BRIEF — Select every line containing the word "ylabel" from the material, and copy those lines.

-- START SOURCE RECORDS --

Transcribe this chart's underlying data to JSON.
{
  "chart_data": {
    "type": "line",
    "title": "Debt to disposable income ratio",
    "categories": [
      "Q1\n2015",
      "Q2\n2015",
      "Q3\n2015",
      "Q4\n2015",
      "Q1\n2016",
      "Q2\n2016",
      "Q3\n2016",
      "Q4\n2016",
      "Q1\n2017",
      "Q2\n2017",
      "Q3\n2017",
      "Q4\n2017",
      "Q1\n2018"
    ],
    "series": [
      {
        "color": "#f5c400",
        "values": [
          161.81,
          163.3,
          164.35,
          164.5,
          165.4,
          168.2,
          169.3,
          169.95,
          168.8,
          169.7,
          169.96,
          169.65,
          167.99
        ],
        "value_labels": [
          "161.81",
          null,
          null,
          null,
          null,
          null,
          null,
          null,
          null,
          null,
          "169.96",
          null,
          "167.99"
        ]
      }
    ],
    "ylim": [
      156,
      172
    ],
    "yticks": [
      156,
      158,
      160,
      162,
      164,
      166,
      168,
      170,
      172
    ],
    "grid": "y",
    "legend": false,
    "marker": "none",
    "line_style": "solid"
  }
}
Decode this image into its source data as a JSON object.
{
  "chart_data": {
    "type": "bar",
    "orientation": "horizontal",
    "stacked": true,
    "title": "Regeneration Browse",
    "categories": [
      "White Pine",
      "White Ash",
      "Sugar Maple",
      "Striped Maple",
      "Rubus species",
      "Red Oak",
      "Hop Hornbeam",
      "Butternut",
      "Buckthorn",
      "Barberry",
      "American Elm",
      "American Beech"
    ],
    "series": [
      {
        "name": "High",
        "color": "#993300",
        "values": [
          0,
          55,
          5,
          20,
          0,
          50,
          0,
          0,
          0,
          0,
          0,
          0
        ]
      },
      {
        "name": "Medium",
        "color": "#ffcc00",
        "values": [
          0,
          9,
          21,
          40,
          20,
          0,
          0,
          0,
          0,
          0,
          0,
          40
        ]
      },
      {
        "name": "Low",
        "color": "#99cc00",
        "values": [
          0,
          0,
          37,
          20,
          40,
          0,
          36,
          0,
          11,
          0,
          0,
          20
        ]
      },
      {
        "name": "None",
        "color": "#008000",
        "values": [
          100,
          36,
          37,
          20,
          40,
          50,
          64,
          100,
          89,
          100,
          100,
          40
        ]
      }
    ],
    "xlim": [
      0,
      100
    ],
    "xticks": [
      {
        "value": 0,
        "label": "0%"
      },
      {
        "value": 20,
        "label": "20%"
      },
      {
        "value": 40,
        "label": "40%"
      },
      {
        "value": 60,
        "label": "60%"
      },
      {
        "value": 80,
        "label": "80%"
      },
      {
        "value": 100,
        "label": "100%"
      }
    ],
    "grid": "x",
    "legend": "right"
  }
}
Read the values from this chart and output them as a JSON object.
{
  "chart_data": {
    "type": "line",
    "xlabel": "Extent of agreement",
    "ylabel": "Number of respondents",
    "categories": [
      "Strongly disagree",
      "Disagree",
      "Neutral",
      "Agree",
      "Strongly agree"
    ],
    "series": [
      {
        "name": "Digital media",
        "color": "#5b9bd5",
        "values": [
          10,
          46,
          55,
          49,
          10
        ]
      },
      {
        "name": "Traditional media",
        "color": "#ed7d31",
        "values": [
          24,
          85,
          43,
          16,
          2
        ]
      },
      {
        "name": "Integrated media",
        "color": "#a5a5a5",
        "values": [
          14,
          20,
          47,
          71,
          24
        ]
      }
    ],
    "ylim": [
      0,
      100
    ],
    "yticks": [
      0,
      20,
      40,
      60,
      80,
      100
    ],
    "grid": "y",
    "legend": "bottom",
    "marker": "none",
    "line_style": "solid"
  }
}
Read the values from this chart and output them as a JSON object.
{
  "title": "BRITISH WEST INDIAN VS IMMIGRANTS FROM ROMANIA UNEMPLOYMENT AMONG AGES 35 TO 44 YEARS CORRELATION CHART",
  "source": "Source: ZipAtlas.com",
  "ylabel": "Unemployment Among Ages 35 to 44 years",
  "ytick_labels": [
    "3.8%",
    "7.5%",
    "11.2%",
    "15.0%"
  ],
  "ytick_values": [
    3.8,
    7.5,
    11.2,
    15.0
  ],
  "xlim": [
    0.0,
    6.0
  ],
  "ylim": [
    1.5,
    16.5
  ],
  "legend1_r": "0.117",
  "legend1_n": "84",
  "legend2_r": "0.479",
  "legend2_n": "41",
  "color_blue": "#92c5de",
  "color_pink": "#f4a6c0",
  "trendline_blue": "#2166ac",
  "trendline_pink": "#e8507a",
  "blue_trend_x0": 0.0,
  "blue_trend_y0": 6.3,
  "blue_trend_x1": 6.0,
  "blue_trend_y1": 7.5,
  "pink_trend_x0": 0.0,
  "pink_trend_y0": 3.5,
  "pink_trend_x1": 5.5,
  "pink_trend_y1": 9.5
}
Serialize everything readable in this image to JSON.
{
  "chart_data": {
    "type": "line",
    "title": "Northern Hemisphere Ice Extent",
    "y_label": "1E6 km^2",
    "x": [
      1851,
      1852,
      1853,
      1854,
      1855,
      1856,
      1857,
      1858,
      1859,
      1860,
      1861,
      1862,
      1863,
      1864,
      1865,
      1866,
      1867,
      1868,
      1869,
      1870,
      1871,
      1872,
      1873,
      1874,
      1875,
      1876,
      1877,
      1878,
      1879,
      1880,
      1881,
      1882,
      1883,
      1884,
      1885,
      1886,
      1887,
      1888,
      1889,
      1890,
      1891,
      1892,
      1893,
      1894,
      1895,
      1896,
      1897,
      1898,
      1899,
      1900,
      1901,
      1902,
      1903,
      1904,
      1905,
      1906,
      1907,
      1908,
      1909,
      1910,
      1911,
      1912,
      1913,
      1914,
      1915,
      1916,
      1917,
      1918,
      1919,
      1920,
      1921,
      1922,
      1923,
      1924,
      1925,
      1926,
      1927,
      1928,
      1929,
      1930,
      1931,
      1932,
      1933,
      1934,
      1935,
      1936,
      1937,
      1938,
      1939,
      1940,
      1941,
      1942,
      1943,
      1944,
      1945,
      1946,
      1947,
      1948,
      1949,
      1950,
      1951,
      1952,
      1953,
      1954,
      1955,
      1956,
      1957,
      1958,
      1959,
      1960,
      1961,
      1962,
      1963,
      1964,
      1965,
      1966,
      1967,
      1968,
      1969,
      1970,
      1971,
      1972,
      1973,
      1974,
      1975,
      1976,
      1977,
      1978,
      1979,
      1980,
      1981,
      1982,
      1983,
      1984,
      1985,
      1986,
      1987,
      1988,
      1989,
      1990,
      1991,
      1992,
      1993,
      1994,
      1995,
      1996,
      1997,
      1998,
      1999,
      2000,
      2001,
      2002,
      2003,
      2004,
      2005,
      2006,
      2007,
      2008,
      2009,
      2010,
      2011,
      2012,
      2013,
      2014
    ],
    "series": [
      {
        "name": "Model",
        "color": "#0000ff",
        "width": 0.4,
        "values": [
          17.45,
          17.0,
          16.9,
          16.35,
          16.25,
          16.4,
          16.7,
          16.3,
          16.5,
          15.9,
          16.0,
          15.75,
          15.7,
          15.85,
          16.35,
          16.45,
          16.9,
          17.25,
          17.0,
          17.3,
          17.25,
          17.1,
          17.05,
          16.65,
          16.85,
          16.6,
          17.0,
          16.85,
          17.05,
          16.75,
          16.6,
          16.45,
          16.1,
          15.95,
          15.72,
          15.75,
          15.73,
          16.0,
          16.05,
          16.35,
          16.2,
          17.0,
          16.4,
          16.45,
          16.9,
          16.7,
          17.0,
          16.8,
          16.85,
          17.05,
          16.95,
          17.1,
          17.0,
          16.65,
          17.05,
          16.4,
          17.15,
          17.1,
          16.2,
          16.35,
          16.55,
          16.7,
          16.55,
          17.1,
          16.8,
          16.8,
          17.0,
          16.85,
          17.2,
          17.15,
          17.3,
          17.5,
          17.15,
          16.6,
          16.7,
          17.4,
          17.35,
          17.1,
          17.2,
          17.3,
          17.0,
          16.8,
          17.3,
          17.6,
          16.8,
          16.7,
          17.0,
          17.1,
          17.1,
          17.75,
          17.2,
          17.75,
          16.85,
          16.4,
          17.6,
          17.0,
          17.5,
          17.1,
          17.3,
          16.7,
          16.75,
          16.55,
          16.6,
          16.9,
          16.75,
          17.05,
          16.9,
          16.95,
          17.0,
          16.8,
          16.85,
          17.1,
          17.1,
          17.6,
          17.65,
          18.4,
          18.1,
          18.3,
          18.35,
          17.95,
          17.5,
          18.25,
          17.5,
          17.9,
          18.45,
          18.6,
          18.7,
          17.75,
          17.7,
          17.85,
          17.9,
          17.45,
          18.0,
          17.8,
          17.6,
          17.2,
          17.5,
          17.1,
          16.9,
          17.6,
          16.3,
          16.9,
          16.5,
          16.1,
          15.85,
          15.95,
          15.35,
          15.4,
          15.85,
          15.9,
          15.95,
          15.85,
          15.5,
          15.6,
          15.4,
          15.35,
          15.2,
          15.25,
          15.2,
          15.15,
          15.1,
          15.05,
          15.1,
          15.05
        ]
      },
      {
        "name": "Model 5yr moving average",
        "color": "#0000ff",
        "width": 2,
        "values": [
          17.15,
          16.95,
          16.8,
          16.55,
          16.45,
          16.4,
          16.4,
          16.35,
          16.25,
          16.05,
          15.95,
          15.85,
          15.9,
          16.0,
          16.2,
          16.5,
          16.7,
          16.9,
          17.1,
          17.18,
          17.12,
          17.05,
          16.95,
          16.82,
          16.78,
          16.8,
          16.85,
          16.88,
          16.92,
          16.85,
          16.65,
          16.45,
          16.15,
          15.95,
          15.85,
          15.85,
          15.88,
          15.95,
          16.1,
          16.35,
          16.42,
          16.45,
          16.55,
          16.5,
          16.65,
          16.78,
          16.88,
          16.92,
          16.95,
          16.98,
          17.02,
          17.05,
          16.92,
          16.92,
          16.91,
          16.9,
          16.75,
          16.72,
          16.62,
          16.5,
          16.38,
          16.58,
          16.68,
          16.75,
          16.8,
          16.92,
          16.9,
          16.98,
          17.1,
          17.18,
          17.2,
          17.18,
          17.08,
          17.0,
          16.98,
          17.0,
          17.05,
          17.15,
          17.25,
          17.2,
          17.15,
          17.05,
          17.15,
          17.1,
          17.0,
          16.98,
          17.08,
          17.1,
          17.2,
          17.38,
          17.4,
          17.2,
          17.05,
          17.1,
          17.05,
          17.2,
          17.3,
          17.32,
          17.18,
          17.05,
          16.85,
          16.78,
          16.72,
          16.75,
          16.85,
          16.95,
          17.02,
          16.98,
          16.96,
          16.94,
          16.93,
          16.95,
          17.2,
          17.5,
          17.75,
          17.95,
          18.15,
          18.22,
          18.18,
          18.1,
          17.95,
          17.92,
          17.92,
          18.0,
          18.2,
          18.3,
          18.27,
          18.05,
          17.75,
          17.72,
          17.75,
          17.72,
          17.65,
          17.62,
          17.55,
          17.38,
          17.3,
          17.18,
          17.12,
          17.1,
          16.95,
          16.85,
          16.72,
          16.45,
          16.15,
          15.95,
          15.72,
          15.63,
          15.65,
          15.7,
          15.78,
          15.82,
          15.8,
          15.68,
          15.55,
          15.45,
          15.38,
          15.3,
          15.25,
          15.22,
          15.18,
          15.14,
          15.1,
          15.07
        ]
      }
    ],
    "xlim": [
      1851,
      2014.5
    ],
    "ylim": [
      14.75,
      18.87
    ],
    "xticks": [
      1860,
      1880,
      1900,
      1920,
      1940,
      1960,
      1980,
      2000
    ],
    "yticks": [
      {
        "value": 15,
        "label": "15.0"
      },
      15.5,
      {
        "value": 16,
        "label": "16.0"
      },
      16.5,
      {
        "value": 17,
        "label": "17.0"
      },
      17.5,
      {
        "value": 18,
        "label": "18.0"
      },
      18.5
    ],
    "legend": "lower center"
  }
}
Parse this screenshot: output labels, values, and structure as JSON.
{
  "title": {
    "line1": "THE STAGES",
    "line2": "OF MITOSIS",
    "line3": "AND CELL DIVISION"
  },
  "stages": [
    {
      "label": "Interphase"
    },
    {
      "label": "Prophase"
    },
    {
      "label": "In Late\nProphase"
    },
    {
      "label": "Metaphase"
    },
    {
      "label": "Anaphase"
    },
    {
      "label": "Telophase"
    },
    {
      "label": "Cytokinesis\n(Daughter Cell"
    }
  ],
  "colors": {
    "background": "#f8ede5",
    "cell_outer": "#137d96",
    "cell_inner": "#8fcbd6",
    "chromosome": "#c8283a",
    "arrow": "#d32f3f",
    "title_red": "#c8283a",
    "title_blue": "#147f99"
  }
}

-- END SOURCE RECORDS --

RESULT OF THIS EXERCISE —
    "ylabel": "Number of respondents",
  "ylabel": "Unemployment Among Ages 35 to 44 years",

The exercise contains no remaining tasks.